Stored dataset entries:
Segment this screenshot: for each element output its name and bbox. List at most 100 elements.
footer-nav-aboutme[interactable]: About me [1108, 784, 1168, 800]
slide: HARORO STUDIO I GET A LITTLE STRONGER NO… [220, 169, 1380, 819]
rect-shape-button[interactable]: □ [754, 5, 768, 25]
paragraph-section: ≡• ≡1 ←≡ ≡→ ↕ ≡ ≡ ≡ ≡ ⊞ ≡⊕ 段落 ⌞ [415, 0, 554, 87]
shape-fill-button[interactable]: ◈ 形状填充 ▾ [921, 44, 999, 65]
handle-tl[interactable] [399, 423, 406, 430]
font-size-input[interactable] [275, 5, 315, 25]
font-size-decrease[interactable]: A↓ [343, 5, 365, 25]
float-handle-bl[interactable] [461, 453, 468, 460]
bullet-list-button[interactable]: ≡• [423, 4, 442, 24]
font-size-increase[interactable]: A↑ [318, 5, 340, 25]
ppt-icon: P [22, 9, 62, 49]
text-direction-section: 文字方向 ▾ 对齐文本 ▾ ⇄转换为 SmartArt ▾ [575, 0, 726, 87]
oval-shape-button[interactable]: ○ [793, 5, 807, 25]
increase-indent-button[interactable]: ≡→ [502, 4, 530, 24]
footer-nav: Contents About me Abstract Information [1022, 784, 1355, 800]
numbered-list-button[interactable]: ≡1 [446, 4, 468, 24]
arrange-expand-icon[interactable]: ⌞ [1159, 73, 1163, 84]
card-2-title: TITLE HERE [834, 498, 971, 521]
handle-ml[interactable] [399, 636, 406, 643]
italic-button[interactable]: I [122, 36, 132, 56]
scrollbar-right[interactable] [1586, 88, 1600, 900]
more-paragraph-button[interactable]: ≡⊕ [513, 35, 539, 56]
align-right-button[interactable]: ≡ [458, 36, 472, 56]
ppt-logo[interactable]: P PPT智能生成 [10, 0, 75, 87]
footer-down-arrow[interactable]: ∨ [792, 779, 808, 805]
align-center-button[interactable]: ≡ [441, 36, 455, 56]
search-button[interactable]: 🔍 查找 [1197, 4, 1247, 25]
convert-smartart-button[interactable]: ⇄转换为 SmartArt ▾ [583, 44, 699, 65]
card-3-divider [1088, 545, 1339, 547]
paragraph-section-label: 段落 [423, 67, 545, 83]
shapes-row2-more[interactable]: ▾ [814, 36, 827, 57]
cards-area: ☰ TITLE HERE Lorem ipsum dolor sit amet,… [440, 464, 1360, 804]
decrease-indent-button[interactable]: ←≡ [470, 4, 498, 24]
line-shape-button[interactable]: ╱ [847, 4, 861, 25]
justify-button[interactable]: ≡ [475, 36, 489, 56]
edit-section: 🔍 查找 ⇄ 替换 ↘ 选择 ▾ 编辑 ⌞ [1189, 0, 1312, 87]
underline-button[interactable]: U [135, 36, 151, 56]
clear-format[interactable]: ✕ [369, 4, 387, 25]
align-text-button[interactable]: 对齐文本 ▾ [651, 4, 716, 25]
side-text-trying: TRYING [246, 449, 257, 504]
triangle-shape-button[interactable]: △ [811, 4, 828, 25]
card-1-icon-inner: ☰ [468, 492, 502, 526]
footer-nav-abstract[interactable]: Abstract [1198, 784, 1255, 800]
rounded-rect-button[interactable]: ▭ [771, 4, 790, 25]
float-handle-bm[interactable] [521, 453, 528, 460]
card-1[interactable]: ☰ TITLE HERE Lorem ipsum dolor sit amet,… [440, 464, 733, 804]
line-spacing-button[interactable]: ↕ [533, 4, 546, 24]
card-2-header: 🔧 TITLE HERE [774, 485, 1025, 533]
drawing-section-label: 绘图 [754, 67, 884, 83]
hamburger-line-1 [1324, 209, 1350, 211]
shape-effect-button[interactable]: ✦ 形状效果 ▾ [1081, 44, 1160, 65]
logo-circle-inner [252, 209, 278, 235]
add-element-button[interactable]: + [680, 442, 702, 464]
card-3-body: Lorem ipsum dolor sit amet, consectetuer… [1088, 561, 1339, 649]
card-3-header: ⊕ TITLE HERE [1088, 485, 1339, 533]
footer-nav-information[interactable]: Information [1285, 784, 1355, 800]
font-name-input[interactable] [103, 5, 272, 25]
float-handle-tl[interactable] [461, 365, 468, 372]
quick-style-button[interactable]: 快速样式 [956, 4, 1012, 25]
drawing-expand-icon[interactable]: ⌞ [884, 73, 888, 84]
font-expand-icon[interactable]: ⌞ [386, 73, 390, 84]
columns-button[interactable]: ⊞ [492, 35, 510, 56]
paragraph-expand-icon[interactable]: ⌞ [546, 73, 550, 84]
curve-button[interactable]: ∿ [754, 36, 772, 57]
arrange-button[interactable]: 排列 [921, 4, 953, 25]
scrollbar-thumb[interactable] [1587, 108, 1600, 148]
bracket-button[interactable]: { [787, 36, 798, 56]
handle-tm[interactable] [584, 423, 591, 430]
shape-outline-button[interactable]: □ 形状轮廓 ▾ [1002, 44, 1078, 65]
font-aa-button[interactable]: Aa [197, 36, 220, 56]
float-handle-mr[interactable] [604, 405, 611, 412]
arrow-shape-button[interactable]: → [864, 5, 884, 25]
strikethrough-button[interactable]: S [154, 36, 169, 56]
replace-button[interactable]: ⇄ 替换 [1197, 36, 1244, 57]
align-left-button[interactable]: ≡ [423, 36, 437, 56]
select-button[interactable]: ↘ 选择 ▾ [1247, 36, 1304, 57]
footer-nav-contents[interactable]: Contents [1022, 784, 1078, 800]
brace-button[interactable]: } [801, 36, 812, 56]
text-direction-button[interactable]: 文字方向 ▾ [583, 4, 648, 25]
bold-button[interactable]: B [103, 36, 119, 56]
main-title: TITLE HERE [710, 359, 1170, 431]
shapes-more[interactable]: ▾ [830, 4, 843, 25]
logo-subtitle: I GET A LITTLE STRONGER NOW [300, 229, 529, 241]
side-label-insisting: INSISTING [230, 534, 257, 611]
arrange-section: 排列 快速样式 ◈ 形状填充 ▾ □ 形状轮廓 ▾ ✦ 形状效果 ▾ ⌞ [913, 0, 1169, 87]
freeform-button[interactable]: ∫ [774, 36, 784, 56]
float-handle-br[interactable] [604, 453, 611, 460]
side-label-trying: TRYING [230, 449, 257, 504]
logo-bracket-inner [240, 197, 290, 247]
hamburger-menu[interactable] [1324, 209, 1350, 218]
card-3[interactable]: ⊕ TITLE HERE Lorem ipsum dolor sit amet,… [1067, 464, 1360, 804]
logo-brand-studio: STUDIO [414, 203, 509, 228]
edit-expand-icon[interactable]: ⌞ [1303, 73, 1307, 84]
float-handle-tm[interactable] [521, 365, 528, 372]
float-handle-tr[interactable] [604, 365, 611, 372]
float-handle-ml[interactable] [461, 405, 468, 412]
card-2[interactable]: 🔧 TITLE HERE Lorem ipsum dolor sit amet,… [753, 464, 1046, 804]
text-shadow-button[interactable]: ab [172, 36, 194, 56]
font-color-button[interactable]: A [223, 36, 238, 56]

THE REQUEST: Please copy the entries word for word, from the first line through the line containing "handle-tl[interactable] [399, 423, 406, 430]", with both of those lines included.

ANSWER TO THIS TASK:
Segment this screenshot: for each element output its name and bbox. List at most 100 elements.
footer-nav-aboutme[interactable]: About me [1108, 784, 1168, 800]
slide: HARORO STUDIO I GET A LITTLE STRONGER NO… [220, 169, 1380, 819]
rect-shape-button[interactable]: □ [754, 5, 768, 25]
paragraph-section: ≡• ≡1 ←≡ ≡→ ↕ ≡ ≡ ≡ ≡ ⊞ ≡⊕ 段落 ⌞ [415, 0, 554, 87]
shape-fill-button[interactable]: ◈ 形状填充 ▾ [921, 44, 999, 65]
handle-tl[interactable] [399, 423, 406, 430]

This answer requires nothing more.